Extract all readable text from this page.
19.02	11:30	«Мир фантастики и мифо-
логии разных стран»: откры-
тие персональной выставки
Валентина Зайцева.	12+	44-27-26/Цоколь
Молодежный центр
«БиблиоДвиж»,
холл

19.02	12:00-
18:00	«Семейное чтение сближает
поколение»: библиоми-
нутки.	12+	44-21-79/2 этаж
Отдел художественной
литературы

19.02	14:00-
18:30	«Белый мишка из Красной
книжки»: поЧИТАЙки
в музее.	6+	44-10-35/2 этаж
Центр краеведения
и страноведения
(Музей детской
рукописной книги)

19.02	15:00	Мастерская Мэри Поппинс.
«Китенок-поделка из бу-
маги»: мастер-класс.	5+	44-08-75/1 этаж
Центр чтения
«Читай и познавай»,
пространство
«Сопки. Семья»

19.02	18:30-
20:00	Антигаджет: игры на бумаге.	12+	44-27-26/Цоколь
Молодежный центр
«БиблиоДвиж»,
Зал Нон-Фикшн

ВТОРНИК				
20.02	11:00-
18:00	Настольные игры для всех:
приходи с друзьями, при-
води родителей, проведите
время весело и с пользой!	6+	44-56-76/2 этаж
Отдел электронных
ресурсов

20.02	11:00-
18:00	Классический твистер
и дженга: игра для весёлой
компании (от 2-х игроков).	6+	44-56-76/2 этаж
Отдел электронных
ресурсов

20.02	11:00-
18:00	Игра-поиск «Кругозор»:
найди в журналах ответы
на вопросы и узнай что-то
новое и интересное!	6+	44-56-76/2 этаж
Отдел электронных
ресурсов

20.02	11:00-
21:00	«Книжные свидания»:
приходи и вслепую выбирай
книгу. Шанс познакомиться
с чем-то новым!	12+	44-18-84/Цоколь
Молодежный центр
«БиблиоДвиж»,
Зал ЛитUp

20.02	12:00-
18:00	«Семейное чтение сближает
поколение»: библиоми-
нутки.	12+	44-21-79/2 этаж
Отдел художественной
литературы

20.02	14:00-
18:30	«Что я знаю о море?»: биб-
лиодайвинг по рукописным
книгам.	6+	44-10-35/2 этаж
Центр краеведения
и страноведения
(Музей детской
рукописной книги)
────────────────
(The request) Quote every record above exactly.

(Solution to this task)
Extract all readable text from this page.
19.02	11:30	«Мир фантастики и мифо-
логии разных стран»: откры-
тие персональной выставки
Валентина Зайцева.	12+	44-27-26/Цоколь
Молодежный центр
«БиблиоДвиж»,
холл

19.02	12:00-
18:00	«Семейное чтение сближает
поколение»: библиоми-
нутки.	12+	44-21-79/2 этаж
Отдел художественной
литературы

19.02	14:00-
18:30	«Белый мишка из Красной
книжки»: поЧИТАЙки
в музее.	6+	44-10-35/2 этаж
Центр краеведения
и страноведения
(Музей детской
рукописной книги)

19.02	15:00	Мастерская Мэри Поппинс.
«Китенок-поделка из бу-
маги»: мастер-класс.	5+	44-08-75/1 этаж
Центр чтения
«Читай и познавай»,
пространство
«Сопки. Семья»

19.02	18:30-
20:00	Антигаджет: игры на бумаге.	12+	44-27-26/Цоколь
Молодежный центр
«БиблиоДвиж»,
Зал Нон-Фикшн

ВТОРНИК				
20.02	11:00-
18:00	Настольные игры для всех:
приходи с друзьями, при-
води родителей, проведите
время весело и с пользой!	6+	44-56-76/2 этаж
Отдел электронных
ресурсов

20.02	11:00-
18:00	Классический твистер
и дженга: игра для весёлой
компании (от 2-х игроков).	6+	44-56-76/2 этаж
Отдел электронных
ресурсов

20.02	11:00-
18:00	Игра-поиск «Кругозор»:
найди в журналах ответы
на вопросы и узнай что-то
новое и интересное!	6+	44-56-76/2 этаж
Отдел электронных
ресурсов

20.02	11:00-
21:00	«Книжные свидания»:
приходи и вслепую выбирай
книгу. Шанс познакомиться
с чем-то новым!	12+	44-18-84/Цоколь
Молодежный центр
«БиблиоДвиж»,
Зал ЛитUp

20.02	12:00-
18:00	«Семейное чтение сближает
поколение»: библиоми-
нутки.	12+	44-21-79/2 этаж
Отдел художественной
литературы

20.02	14:00-
18:30	«Что я знаю о море?»: биб-
лиодайвинг по рукописным
книгам.	6+	44-10-35/2 этаж
Центр краеведения
и страноведения
(Музей детской
рукописной книги)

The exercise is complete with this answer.